Excerpts from a dataset:
►
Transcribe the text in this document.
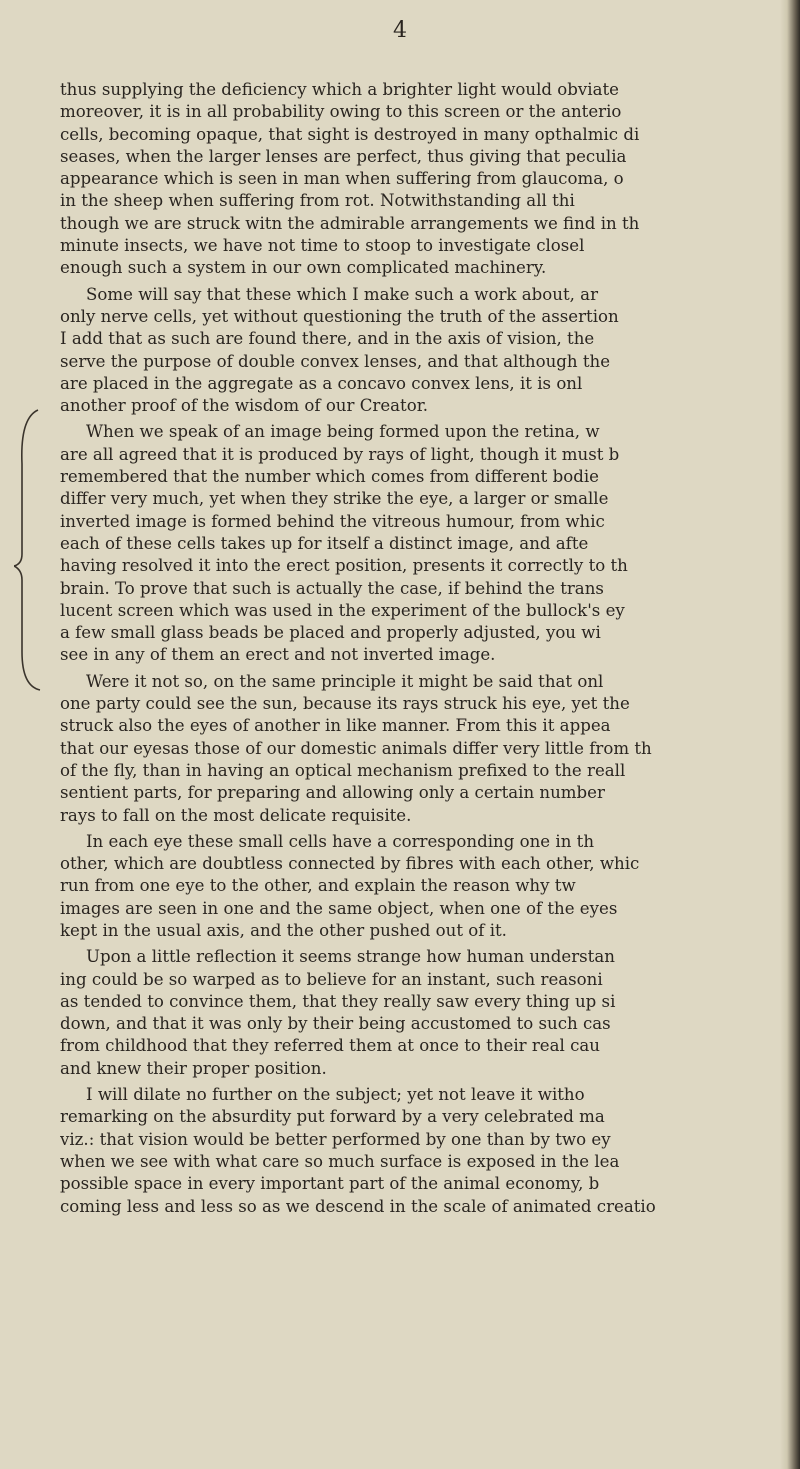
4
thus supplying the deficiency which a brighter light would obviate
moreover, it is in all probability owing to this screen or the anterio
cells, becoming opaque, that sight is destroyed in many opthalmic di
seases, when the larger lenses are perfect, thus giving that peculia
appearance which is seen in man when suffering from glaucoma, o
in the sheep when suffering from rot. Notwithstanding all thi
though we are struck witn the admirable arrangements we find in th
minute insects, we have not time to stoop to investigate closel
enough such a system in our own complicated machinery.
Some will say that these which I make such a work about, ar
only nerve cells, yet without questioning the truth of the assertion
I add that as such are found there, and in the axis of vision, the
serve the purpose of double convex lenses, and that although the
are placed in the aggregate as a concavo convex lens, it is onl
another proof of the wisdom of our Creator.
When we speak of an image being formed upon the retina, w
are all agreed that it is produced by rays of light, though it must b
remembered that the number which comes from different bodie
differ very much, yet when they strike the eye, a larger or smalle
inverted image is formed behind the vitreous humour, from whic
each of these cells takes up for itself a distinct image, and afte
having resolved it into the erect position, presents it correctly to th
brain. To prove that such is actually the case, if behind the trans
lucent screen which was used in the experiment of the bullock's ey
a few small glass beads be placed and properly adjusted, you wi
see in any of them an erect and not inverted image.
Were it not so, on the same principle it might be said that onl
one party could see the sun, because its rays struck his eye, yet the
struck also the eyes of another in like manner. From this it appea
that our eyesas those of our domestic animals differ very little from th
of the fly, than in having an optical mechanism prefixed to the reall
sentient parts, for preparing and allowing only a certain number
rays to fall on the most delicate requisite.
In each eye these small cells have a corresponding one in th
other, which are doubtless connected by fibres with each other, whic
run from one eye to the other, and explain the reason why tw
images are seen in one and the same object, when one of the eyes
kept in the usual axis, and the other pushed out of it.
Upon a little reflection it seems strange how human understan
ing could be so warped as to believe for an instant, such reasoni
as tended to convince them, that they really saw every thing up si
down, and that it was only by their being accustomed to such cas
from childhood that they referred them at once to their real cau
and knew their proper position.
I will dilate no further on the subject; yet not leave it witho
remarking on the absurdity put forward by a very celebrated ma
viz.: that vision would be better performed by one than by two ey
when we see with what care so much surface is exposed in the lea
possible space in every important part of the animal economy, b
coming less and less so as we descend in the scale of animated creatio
◄
►
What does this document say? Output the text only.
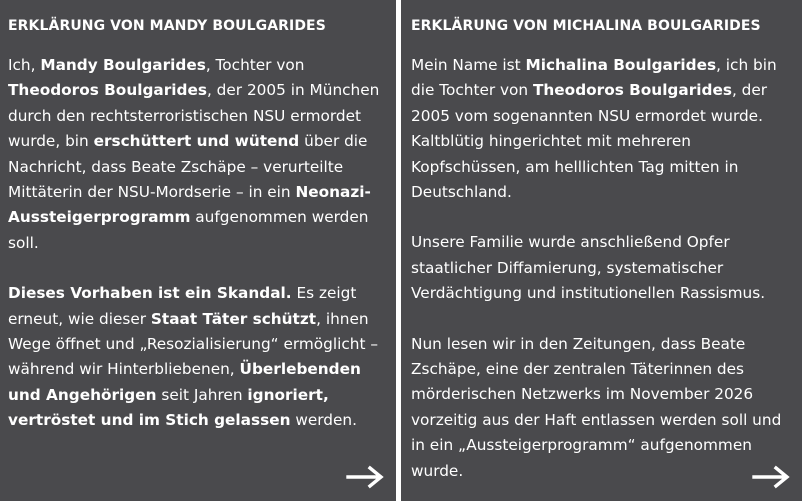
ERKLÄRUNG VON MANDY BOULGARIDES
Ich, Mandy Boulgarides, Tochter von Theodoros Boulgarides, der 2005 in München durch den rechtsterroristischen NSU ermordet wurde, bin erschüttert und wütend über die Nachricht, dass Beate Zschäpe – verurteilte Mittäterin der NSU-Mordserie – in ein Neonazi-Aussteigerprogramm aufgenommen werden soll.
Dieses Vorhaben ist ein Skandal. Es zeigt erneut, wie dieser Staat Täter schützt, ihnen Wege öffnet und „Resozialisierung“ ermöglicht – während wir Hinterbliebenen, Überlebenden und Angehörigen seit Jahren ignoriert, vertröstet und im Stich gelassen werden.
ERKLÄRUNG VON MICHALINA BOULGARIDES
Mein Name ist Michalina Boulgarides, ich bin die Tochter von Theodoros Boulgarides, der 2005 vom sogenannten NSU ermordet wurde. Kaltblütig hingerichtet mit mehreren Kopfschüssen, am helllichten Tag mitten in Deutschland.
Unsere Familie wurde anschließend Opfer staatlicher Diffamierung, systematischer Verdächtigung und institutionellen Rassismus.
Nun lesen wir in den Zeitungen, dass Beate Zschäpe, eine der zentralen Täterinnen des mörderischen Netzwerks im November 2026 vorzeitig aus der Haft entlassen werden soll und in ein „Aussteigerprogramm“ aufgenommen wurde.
◄
Pull every line containing "much" out of the entries.

▶ WRITTEN ANSWER
differ very much, yet when they strike the eye, a larger or smalle
when we see with what care so much surface is exposed in the lea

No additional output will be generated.